Rijksoverheid
Meer innovatieruimte voor verdere kwaliteitsverbetering in het onderwijs
Persbericht | 02-09-2011
Net als voor het hoger onderwijs en het mbo komt er nu ook voor het
primair onderwijs en het voortgezet onderwijs een brede grondslag voor
innovatieve experimenten om de kwaliteit, toegankelijkheid en
doelmatigheid van het onderwijs te verbeteren.
Dat staat in een wetsvoorstel waarmee de ministerraad op voorstel van
minister Van Bijsterveldt van Onderwijs, Cultuur en Wetenschap en
minister Verhagen van Economische Zaken, Landbouw en Innovatie heeft
ingestemd.
Met het wetsvoorstel wil het kabinet bijdragen aan verdere
kwaliteitsverbetering van het onderwijs, zodat onderwijsdeelnemers het
onderwijs ontvangen dat het beste bij hen past. Experimenteerbepalingen
bieden de mogelijkheid om nieuwe ontwikkelingen te onderzoeken en te
stimuleren door tijdelijk af te kunnen wijken van wet- en regelgeving.

§ Uittreksel gegevens
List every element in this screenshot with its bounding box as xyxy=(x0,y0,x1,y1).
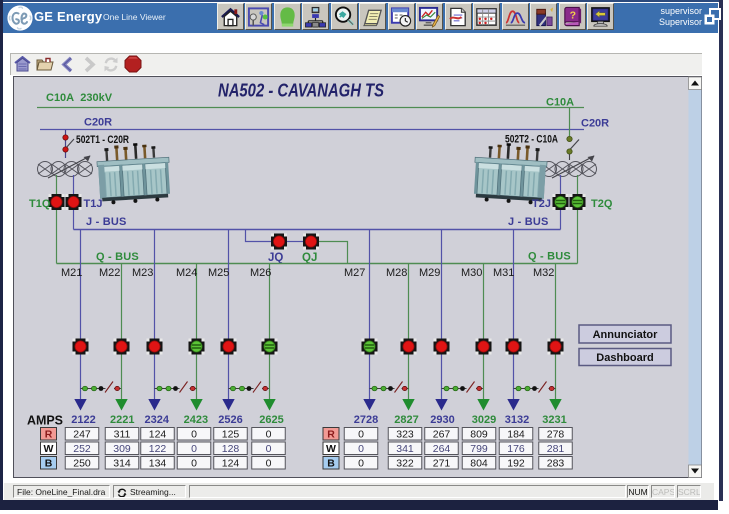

§ Eisen opdracht
Kun je het persbericht over meer innovatieruimte in het onderwijs in zijn geheel woord voor woord herhalen?

§ Antwoord opdracht
Rijksoverheid
Meer innovatieruimte voor verdere kwaliteitsverbetering in het onderwijs
Persbericht | 02-09-2011
Net als voor het hoger onderwijs en het mbo komt er nu ook voor het
primair onderwijs en het voortgezet onderwijs een brede grondslag voor
innovatieve experimenten om de kwaliteit, toegankelijkheid en
doelmatigheid van het onderwijs te verbeteren.
Dat staat in een wetsvoorstel waarmee de ministerraad op voorstel van
minister Van Bijsterveldt van Onderwijs, Cultuur en Wetenschap en
minister Verhagen van Economische Zaken, Landbouw en Innovatie heeft
ingestemd.
Met het wetsvoorstel wil het kabinet bijdragen aan verdere
kwaliteitsverbetering van het onderwijs, zodat onderwijsdeelnemers het
onderwijs ontvangen dat het beste bij hen past. Experimenteerbepalingen
bieden de mogelijkheid om nieuwe ontwikkelingen te onderzoeken en te
stimuleren door tijdelijk af te kunnen wijken van wet- en regelgeving.